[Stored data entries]
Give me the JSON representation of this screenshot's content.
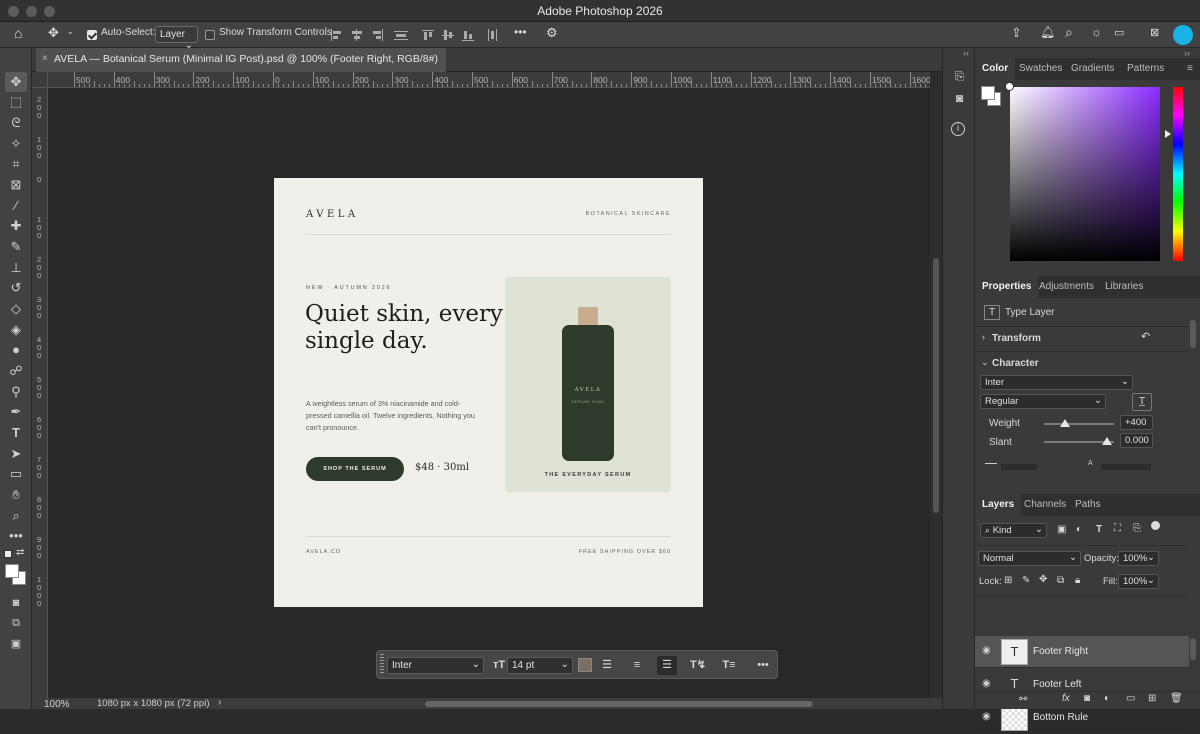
{
  "window": {
    "title": "Adobe Photoshop 2026"
  },
  "options_bar": {
    "auto_select_label": "Auto-Select:",
    "auto_select_target": "Layer",
    "show_transform_label": "Show Transform Controls",
    "more": "•••"
  },
  "document": {
    "tab_title": "AVELA — Botanical Serum (Minimal IG Post).psd @ 100% (Footer Right, RGB/8#)",
    "close": "×",
    "zoom": "100%",
    "doc_info": "1080 px x 1080 px (72 ppi)"
  },
  "ruler": {
    "h_labels": [
      "500",
      "400",
      "300",
      "200",
      "100",
      "0",
      "100",
      "200",
      "300",
      "400",
      "500",
      "600",
      "700",
      "800",
      "900",
      "1000",
      "1100",
      "1200",
      "1300",
      "1400",
      "1500",
      "1600"
    ],
    "v_labels": [
      "200",
      "100",
      "0",
      "100",
      "200",
      "300",
      "400",
      "500",
      "600",
      "700",
      "800",
      "900",
      "1000"
    ]
  },
  "artboard": {
    "brand": "AVELA",
    "brand_tag": "BOTANICAL SKINCARE",
    "eyebrow": "NEW · AUTUMN 2026",
    "headline": "Quiet skin, every single day.",
    "body": "A weightless serum of 3% niacinamide and cold-pressed camellia oil. Twelve ingredients. Nothing you can't pronounce.",
    "cta": "SHOP THE SERUM",
    "price": "$48 · 30ml",
    "bottle_brand": "AVELA",
    "bottle_sub": "SERUM 30ML",
    "card_caption": "THE EVERYDAY SERUM",
    "footer_left": "AVELA.CO",
    "footer_right": "FREE SHIPPING OVER $60",
    "colors": {
      "background": "#f1efe9",
      "bottle": "#2e3b2c",
      "card": "#dfe3d6",
      "cap": "#c7ad8e"
    }
  },
  "context_bar": {
    "font": "Inter",
    "size": "14 pt",
    "swatch": "#7a6f60",
    "icons": [
      "align-left-icon",
      "align-center-icon",
      "align-right-icon",
      "warp-text-icon",
      "text-panel-icon",
      "more-icon"
    ]
  },
  "color_panel": {
    "tabs": [
      "Color",
      "Swatches",
      "Gradients",
      "Patterns"
    ],
    "active_tab": "Color"
  },
  "properties_panel": {
    "tabs": [
      "Properties",
      "Adjustments",
      "Libraries"
    ],
    "layer_type": "Type Layer",
    "transform_label": "Transform",
    "character_label": "Character",
    "font_family": "Inter",
    "font_style": "Regular",
    "weight_label": "Weight",
    "weight_value": "+400",
    "weight_level": 0.3,
    "slant_label": "Slant",
    "slant_value": "0.000",
    "slant_level": 0.9
  },
  "layers_panel": {
    "tabs": [
      "Layers",
      "Channels",
      "Paths"
    ],
    "kind_filter": "Kind",
    "blend_mode": "Normal",
    "opacity_label": "Opacity:",
    "opacity": "100%",
    "lock_label": "Lock:",
    "fill_label": "Fill:",
    "fill": "100%",
    "layers": [
      {
        "name": "Footer Right",
        "kind": "type",
        "selected": true
      },
      {
        "name": "Footer Left",
        "kind": "type",
        "selected": false
      },
      {
        "name": "Bottom Rule",
        "kind": "pixel",
        "selected": false
      }
    ]
  }
}
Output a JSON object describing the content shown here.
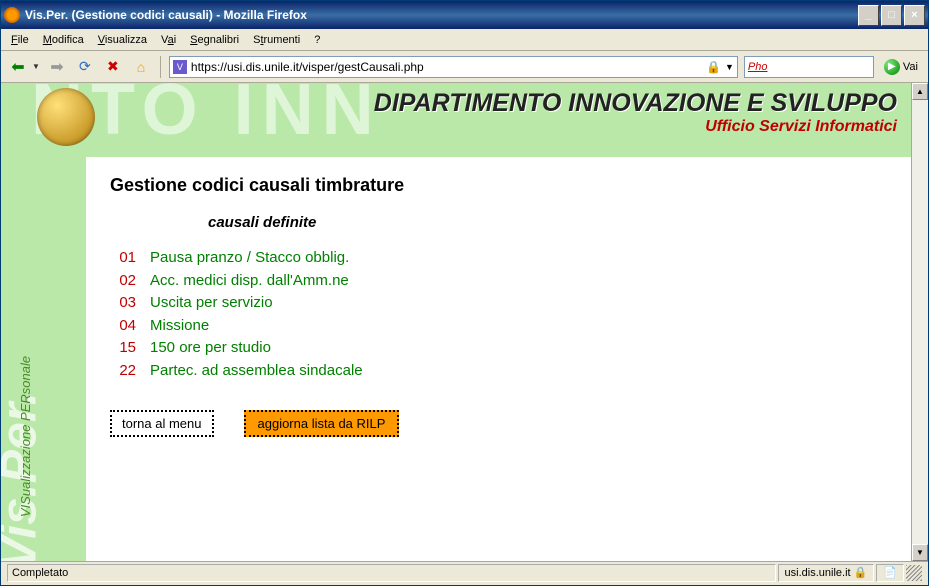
{
  "window": {
    "title": "Vis.Per. (Gestione codici causali) - Mozilla Firefox",
    "minimize": "_",
    "maximize": "□",
    "close": "×"
  },
  "menu": {
    "file": "File",
    "modifica": "Modifica",
    "visualizza": "Visualizza",
    "vai": "Vai",
    "segnalibri": "Segnalibri",
    "strumenti": "Strumenti",
    "help": "?"
  },
  "toolbar": {
    "url": "https://usi.dis.unile.it/visper/gestCausali.php",
    "search_placeholder": "Pho",
    "go_label": "Vai"
  },
  "header": {
    "dept": "DIPARTIMENTO INNOVAZIONE E SVILUPPO",
    "sub": "Ufficio Servizi Informatici",
    "ghost": "NTO INN"
  },
  "rail": {
    "logo": "Vis.Per.",
    "sub": "VISualizzazione PERsonale"
  },
  "page": {
    "title": "Gestione codici causali timbrature",
    "subhead": "causali definite",
    "back_btn": "torna al menu",
    "update_btn": "aggiorna lista da RILP"
  },
  "causali": [
    {
      "code": "01",
      "desc": "Pausa pranzo / Stacco obblig."
    },
    {
      "code": "02",
      "desc": "Acc. medici disp. dall'Amm.ne"
    },
    {
      "code": "03",
      "desc": "Uscita per servizio"
    },
    {
      "code": "04",
      "desc": "Missione"
    },
    {
      "code": "15",
      "desc": "150 ore per studio"
    },
    {
      "code": "22",
      "desc": "Partec. ad assemblea sindacale"
    }
  ],
  "status": {
    "left": "Completato",
    "domain": "usi.dis.unile.it"
  }
}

▶ Problem to solve
Keep only those lines of the records that hold "codici", and return them.

▶ Output of the exercise
    "title": "Vis.Per. (Gestione codici causali) - Mozilla Firefox",
    "title": "Gestione codici causali timbrature",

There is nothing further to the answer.